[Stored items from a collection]
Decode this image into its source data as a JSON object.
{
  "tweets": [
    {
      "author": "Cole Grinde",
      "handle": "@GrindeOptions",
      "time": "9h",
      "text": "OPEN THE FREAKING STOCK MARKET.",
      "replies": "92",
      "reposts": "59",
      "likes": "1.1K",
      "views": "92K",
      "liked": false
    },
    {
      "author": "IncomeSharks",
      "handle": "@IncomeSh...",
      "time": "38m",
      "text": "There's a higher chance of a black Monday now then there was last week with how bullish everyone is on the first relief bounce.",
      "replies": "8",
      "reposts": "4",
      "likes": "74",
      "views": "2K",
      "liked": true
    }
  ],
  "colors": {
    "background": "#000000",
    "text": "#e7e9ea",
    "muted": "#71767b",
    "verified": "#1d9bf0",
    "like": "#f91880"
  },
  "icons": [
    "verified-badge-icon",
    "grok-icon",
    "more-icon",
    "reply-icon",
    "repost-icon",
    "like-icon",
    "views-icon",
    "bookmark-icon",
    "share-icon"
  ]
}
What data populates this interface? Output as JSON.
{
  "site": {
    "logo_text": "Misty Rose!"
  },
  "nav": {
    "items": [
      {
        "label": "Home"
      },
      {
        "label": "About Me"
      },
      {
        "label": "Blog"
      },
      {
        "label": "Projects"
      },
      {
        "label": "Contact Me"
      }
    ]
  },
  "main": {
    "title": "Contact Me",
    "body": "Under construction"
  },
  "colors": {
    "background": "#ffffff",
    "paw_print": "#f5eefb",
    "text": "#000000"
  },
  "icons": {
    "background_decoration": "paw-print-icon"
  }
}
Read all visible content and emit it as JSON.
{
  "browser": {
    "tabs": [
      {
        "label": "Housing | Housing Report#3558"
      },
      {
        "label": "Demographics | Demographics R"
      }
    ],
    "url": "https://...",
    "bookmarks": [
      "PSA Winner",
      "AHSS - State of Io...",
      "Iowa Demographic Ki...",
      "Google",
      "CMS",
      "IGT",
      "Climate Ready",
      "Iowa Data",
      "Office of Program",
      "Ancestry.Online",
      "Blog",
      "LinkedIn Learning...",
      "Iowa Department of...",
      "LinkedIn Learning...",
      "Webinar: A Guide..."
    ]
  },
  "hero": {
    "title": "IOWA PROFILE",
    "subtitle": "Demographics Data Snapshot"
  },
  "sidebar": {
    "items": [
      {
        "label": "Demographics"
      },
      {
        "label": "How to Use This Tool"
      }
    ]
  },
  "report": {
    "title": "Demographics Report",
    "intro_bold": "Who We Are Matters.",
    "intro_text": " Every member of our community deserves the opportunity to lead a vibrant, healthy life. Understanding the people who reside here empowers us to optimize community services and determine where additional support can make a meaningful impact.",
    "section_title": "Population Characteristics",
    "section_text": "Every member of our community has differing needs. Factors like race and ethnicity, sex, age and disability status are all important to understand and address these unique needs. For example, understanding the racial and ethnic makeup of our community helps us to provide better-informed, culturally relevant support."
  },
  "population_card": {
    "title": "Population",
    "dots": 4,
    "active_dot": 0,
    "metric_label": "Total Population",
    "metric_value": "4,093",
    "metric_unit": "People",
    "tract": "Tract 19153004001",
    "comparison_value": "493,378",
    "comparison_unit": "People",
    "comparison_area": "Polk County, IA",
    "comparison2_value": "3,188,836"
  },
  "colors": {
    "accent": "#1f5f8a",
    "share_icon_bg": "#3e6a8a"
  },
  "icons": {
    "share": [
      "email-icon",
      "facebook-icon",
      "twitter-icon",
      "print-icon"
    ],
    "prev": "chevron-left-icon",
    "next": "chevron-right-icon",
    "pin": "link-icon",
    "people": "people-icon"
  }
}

* _Brief_
Pick out each line containing "chevron" and report it.

* _Exercise answer_
    "prev": "chevron-left-icon",
    "next": "chevron-right-icon",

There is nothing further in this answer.